Print the entries that appear below, exactly as written and without their pictures.

==== TASK MATERIAL ====

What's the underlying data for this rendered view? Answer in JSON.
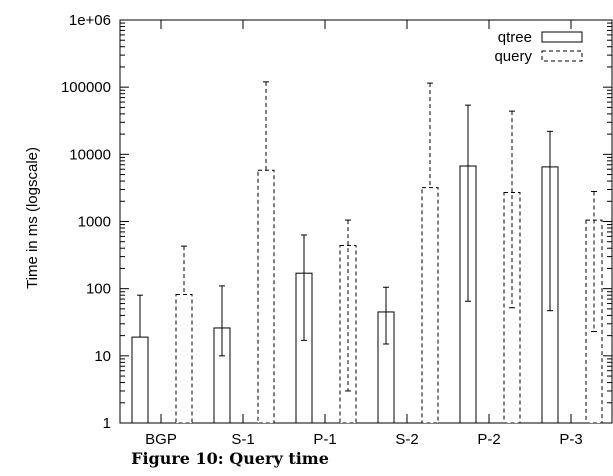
{
  "caption": "Figure 10: Query time",
  "chart_data": {
    "type": "bar",
    "log_scale_y": true,
    "ylabel": "Time in ms (logscale)",
    "ylim": [
      1,
      1000000
    ],
    "yticks": [
      {
        "value": 1,
        "label": "1"
      },
      {
        "value": 10,
        "label": "10"
      },
      {
        "value": 100,
        "label": "100"
      },
      {
        "value": 1000,
        "label": "1000"
      },
      {
        "value": 10000,
        "label": "10000"
      },
      {
        "value": 100000,
        "label": "100000"
      },
      {
        "value": 1000000,
        "label": "1e+06"
      }
    ],
    "categories": [
      "BGP",
      "S-1",
      "P-1",
      "S-2",
      "P-2",
      "P-3"
    ],
    "legend_position": "top-right",
    "grid": false,
    "series": [
      {
        "name": "qtree",
        "style": "solid",
        "values": [
          19,
          26,
          170,
          45,
          6700,
          6500
        ],
        "err_low": [
          null,
          10,
          17,
          15,
          65,
          47
        ],
        "err_high": [
          80,
          110,
          630,
          105,
          54000,
          22000
        ]
      },
      {
        "name": "query",
        "style": "dashed",
        "values": [
          82,
          5800,
          440,
          3200,
          2700,
          1050
        ],
        "err_low": [
          null,
          null,
          3,
          null,
          52,
          23
        ],
        "err_high": [
          430,
          120000,
          1050,
          115000,
          44000,
          2800
        ]
      }
    ]
  }
}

====

▸ **RESULT BELOW**:
What's the underlying data for this rendered view? Answer in JSON.
{
  "caption": "Figure 10: Query time",
  "chart_data": {
    "type": "bar",
    "log_scale_y": true,
    "ylabel": "Time in ms (logscale)",
    "ylim": [
      1,
      1000000
    ],
    "yticks": [
      {
        "value": 1,
        "label": "1"
      },
      {
        "value": 10,
        "label": "10"
      },
      {
        "value": 100,
        "label": "100"
      },
      {
        "value": 1000,
        "label": "1000"
      },
      {
        "value": 10000,
        "label": "10000"
      },
      {
        "value": 100000,
        "label": "100000"
      },
      {
        "value": 1000000,
        "label": "1e+06"
      }
    ],
    "categories": [
      "BGP",
      "S-1",
      "P-1",
      "S-2",
      "P-2",
      "P-3"
    ],
    "legend_position": "top-right",
    "grid": false,
    "series": [
      {
        "name": "qtree",
        "style": "solid",
        "values": [
          19,
          26,
          170,
          45,
          6700,
          6500
        ],
        "err_low": [
          null,
          10,
          17,
          15,
          65,
          47
        ],
        "err_high": [
          80,
          110,
          630,
          105,
          54000,
          22000
        ]
      },
      {
        "name": "query",
        "style": "dashed",
        "values": [
          82,
          5800,
          440,
          3200,
          2700,
          1050
        ],
        "err_low": [
          null,
          null,
          3,
          null,
          52,
          23
        ],
        "err_high": [
          430,
          120000,
          1050,
          115000,
          44000,
          2800
        ]
      }
    ]
  }
}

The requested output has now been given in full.